# SET TASK:
Quote every line of the data below as it stands, omitting pictures.

Figure collection entries

[Begin]

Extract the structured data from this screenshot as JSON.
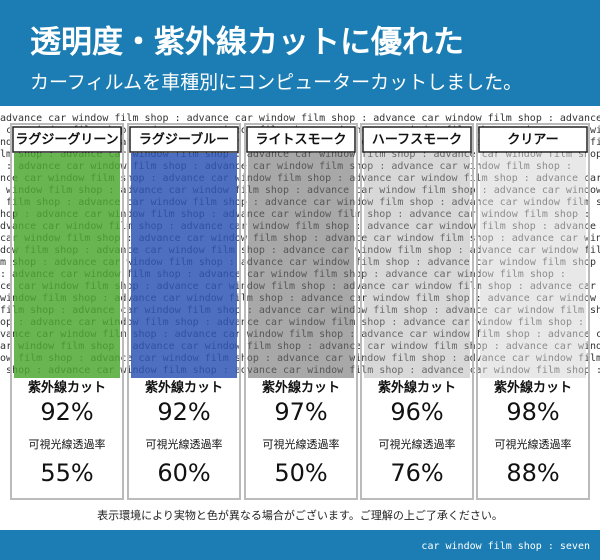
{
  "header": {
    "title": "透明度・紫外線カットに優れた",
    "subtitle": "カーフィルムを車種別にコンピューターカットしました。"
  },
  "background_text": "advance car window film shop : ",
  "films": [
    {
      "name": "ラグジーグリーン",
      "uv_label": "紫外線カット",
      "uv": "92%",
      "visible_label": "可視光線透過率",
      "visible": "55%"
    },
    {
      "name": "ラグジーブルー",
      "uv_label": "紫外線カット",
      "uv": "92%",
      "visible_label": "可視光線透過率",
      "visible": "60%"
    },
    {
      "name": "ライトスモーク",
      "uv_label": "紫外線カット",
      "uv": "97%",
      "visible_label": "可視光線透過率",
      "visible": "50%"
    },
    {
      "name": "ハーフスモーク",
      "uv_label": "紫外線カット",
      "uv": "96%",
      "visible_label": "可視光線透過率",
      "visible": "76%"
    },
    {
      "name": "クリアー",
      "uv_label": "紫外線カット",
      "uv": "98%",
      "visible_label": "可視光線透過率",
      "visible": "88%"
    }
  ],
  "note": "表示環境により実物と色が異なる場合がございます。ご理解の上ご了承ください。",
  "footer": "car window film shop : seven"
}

[End]

# RESPONSE:
Extract the structured data from this screenshot as JSON.
{
  "header": {
    "title": "透明度・紫外線カットに優れた",
    "subtitle": "カーフィルムを車種別にコンピューターカットしました。"
  },
  "background_text": "advance car window film shop : ",
  "films": [
    {
      "name": "ラグジーグリーン",
      "uv_label": "紫外線カット",
      "uv": "92%",
      "visible_label": "可視光線透過率",
      "visible": "55%"
    },
    {
      "name": "ラグジーブルー",
      "uv_label": "紫外線カット",
      "uv": "92%",
      "visible_label": "可視光線透過率",
      "visible": "60%"
    },
    {
      "name": "ライトスモーク",
      "uv_label": "紫外線カット",
      "uv": "97%",
      "visible_label": "可視光線透過率",
      "visible": "50%"
    },
    {
      "name": "ハーフスモーク",
      "uv_label": "紫外線カット",
      "uv": "96%",
      "visible_label": "可視光線透過率",
      "visible": "76%"
    },
    {
      "name": "クリアー",
      "uv_label": "紫外線カット",
      "uv": "98%",
      "visible_label": "可視光線透過率",
      "visible": "88%"
    }
  ],
  "note": "表示環境により実物と色が異なる場合がございます。ご理解の上ご了承ください。",
  "footer": "car window film shop : seven"
}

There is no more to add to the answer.